Figure record extracts:
+ + + + +
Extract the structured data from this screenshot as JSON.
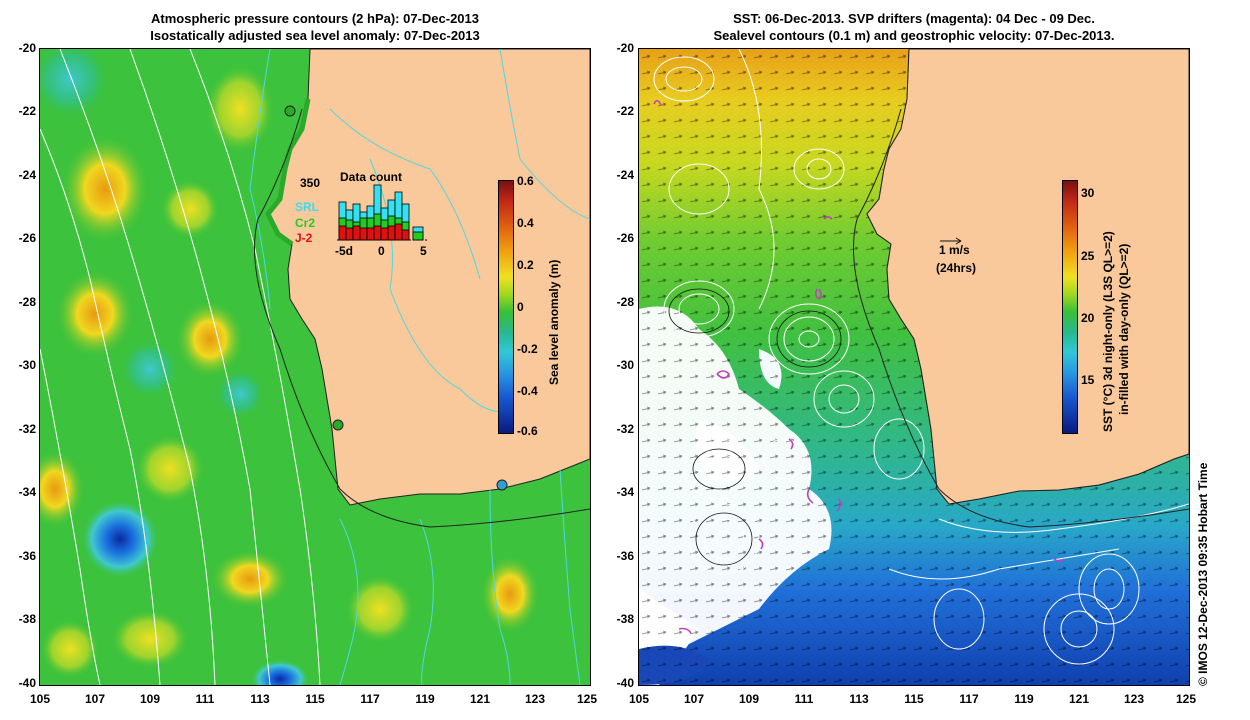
{
  "left_panel": {
    "title_line1": "Atmospheric pressure contours (2 hPa): 07-Dec-2013",
    "title_line2": "Isostatically adjusted sea level anomaly: 07-Dec-2013",
    "y_ticks": [
      "-20",
      "-22",
      "-24",
      "-26",
      "-28",
      "-30",
      "-32",
      "-34",
      "-36",
      "-38",
      "-40"
    ],
    "x_ticks": [
      "105",
      "107",
      "109",
      "111",
      "113",
      "115",
      "117",
      "119",
      "121",
      "123",
      "125"
    ],
    "colorbar": {
      "label": "Sea level anomaly (m)",
      "ticks": [
        "0.6",
        "0.4",
        "0.2",
        "0",
        "-0.2",
        "-0.4",
        "-0.6"
      ],
      "range": [
        -0.6,
        0.6
      ]
    },
    "inset": {
      "title": "Data count",
      "ymax_label": "350",
      "x_ticks": [
        "-5d",
        "0",
        "5"
      ],
      "series": [
        {
          "name": "SRL",
          "color": "#35e0f0"
        },
        {
          "name": "Cr2",
          "color": "#22cc22"
        },
        {
          "name": "J-2",
          "color": "#dd1111"
        }
      ]
    }
  },
  "right_panel": {
    "title_line1": "SST: 06-Dec-2013. SVP drifters (magenta): 04 Dec - 09 Dec.",
    "title_line2": "Sealevel contours (0.1 m) and geostrophic velocity: 07-Dec-2013.",
    "y_ticks": [
      "-20",
      "-22",
      "-24",
      "-26",
      "-28",
      "-30",
      "-32",
      "-34",
      "-36",
      "-38",
      "-40"
    ],
    "x_ticks": [
      "105",
      "107",
      "109",
      "111",
      "113",
      "115",
      "117",
      "119",
      "121",
      "123",
      "125"
    ],
    "scale_arrow_label1": "1 m/s",
    "scale_arrow_label2": "(24hrs)",
    "colorbar": {
      "label_line1": "SST (°C)  3d night-only (L3S QL>=2)",
      "label_line2": "in-filled with day-only (QL>=2)",
      "ticks": [
        "30",
        "25",
        "20",
        "15"
      ],
      "range": [
        11,
        31
      ]
    }
  },
  "credit": "© IMOS 12-Dec-2013 09:35 Hobart Time",
  "colors": {
    "land": "#f9c89b",
    "sea_base_left": "#3cc23c",
    "sea_base_right": "#58c830",
    "coast_line": "#222222",
    "contour_cyan": "#4fd8e0",
    "contour_white": "#ffffff",
    "drifter_magenta": "#c040c0"
  }
}
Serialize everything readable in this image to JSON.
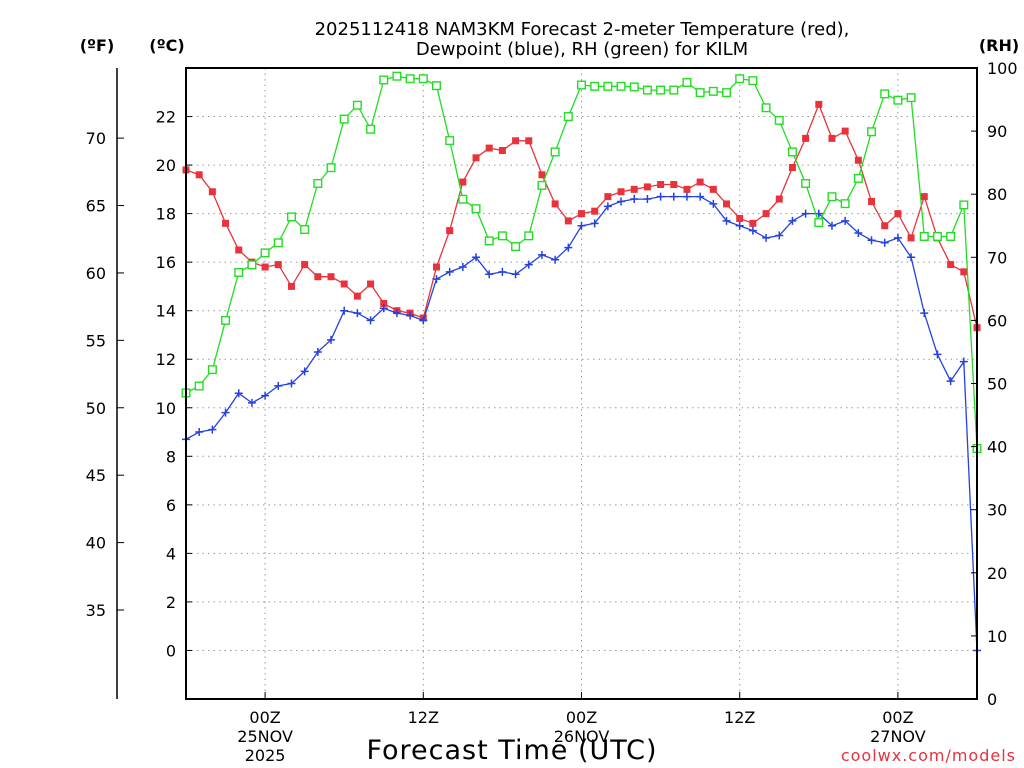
{
  "chart_data": {
    "type": "line",
    "title_line1": "2025112418 NAM3KM Forecast 2-meter Temperature (red),",
    "title_line2": "Dewpoint (blue), RH (green) for KILM",
    "xlabel": "Forecast Time (UTC)",
    "credit": "coolwx.com/models",
    "unit_labels": {
      "fahrenheit": "(ºF)",
      "celsius": "(ºC)",
      "rh": "(RH)"
    },
    "x_range_hours": [
      0,
      60
    ],
    "celsius_axis": {
      "ylim": [
        -2,
        24
      ],
      "ticks": [
        0,
        2,
        4,
        6,
        8,
        10,
        12,
        14,
        16,
        18,
        20,
        22
      ]
    },
    "fahrenheit_axis": {
      "ticks": [
        35,
        40,
        45,
        50,
        55,
        60,
        65,
        70
      ]
    },
    "rh_axis": {
      "ylim": [
        0,
        100
      ],
      "ticks": [
        0,
        10,
        20,
        30,
        40,
        50,
        60,
        70,
        80,
        90,
        100
      ]
    },
    "time_ticks": [
      {
        "hour": 6,
        "line1": "00Z",
        "line2": "25NOV",
        "line3": "2025"
      },
      {
        "hour": 18,
        "line1": "12Z",
        "line2": "",
        "line3": ""
      },
      {
        "hour": 30,
        "line1": "00Z",
        "line2": "26NOV",
        "line3": ""
      },
      {
        "hour": 42,
        "line1": "12Z",
        "line2": "",
        "line3": ""
      },
      {
        "hour": 54,
        "line1": "00Z",
        "line2": "27NOV",
        "line3": ""
      }
    ],
    "series": [
      {
        "name": "Temperature",
        "unit": "C",
        "color": "#e8323c",
        "marker": "filled-square",
        "hours": [
          0,
          1,
          2,
          3,
          4,
          5,
          6,
          7,
          8,
          9,
          10,
          11,
          12,
          13,
          14,
          15,
          16,
          17,
          18,
          19,
          20,
          21,
          22,
          23,
          24,
          25,
          26,
          27,
          28,
          29,
          30,
          31,
          32,
          33,
          34,
          35,
          36,
          37,
          38,
          39,
          40,
          41,
          42,
          43,
          44,
          45,
          46,
          47,
          48,
          49,
          50,
          51,
          52,
          53,
          54,
          55,
          56,
          57,
          58,
          59,
          60
        ],
        "values": [
          19.8,
          19.6,
          18.9,
          17.6,
          16.5,
          16.0,
          15.8,
          15.9,
          15.0,
          15.9,
          15.4,
          15.4,
          15.1,
          14.6,
          15.1,
          14.3,
          14.0,
          13.9,
          13.7,
          15.8,
          17.3,
          19.3,
          20.3,
          20.7,
          20.6,
          21.0,
          21.0,
          19.6,
          18.4,
          17.7,
          18.0,
          18.1,
          18.7,
          18.9,
          19.0,
          19.1,
          19.2,
          19.2,
          19.0,
          19.3,
          19.0,
          18.4,
          17.8,
          17.6,
          18.0,
          18.6,
          19.9,
          21.1,
          22.5,
          21.1,
          21.4,
          20.2,
          18.5,
          17.5,
          18.0,
          17.0,
          18.7,
          17.0,
          15.9,
          15.6,
          13.3
        ]
      },
      {
        "name": "Dewpoint",
        "unit": "C",
        "color": "#2442e0",
        "marker": "plus",
        "hours": [
          0,
          1,
          2,
          3,
          4,
          5,
          6,
          7,
          8,
          9,
          10,
          11,
          12,
          13,
          14,
          15,
          16,
          17,
          18,
          19,
          20,
          21,
          22,
          23,
          24,
          25,
          26,
          27,
          28,
          29,
          30,
          31,
          32,
          33,
          34,
          35,
          36,
          37,
          38,
          39,
          40,
          41,
          42,
          43,
          44,
          45,
          46,
          47,
          48,
          49,
          50,
          51,
          52,
          53,
          54,
          55,
          56,
          57,
          58,
          59,
          60
        ],
        "values": [
          8.7,
          9.0,
          9.1,
          9.8,
          10.6,
          10.2,
          10.5,
          10.9,
          11.0,
          11.5,
          12.3,
          12.8,
          14.0,
          13.9,
          13.6,
          14.1,
          13.9,
          13.8,
          13.6,
          15.3,
          15.6,
          15.8,
          16.2,
          15.5,
          15.6,
          15.5,
          15.9,
          16.3,
          16.1,
          16.6,
          17.5,
          17.6,
          18.3,
          18.5,
          18.6,
          18.6,
          18.7,
          18.7,
          18.7,
          18.7,
          18.4,
          17.7,
          17.5,
          17.3,
          17.0,
          17.1,
          17.7,
          18.0,
          18.0,
          17.5,
          17.7,
          17.2,
          16.9,
          16.8,
          17.0,
          16.2,
          13.9,
          12.2,
          11.1,
          11.9,
          0.0
        ]
      },
      {
        "name": "RH",
        "unit": "%",
        "color": "#22dd22",
        "marker": "open-square",
        "hours": [
          0,
          1,
          2,
          3,
          4,
          5,
          6,
          7,
          8,
          9,
          10,
          11,
          12,
          13,
          14,
          15,
          16,
          17,
          18,
          19,
          20,
          21,
          22,
          23,
          24,
          25,
          26,
          27,
          28,
          29,
          30,
          31,
          32,
          33,
          34,
          35,
          36,
          37,
          38,
          39,
          40,
          41,
          42,
          43,
          44,
          45,
          46,
          47,
          48,
          49,
          50,
          51,
          52,
          53,
          54,
          55,
          56,
          57,
          58,
          59,
          60
        ],
        "values": [
          48.5,
          49.6,
          52.2,
          60.0,
          67.6,
          68.8,
          70.7,
          72.3,
          76.4,
          74.4,
          81.7,
          84.2,
          91.9,
          94.1,
          90.3,
          98.1,
          98.7,
          98.3,
          98.3,
          97.2,
          88.5,
          79.2,
          77.7,
          72.6,
          73.4,
          71.7,
          73.4,
          81.4,
          86.7,
          92.3,
          97.3,
          97.1,
          97.1,
          97.1,
          97.0,
          96.5,
          96.5,
          96.5,
          97.7,
          96.1,
          96.3,
          96.1,
          98.3,
          98.0,
          93.7,
          91.7,
          86.7,
          81.7,
          75.5,
          79.6,
          78.5,
          82.5,
          89.9,
          95.9,
          94.9,
          95.3,
          73.3,
          73.3,
          73.3,
          78.3,
          39.7
        ]
      }
    ]
  }
}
+ + + + +
_AIM_. Read the data above. Pull out each line in which the string "marker" appears.

_FINISHED ANSWER_.
        "marker": "filled-square",
        "marker": "plus",
        "marker": "open-square",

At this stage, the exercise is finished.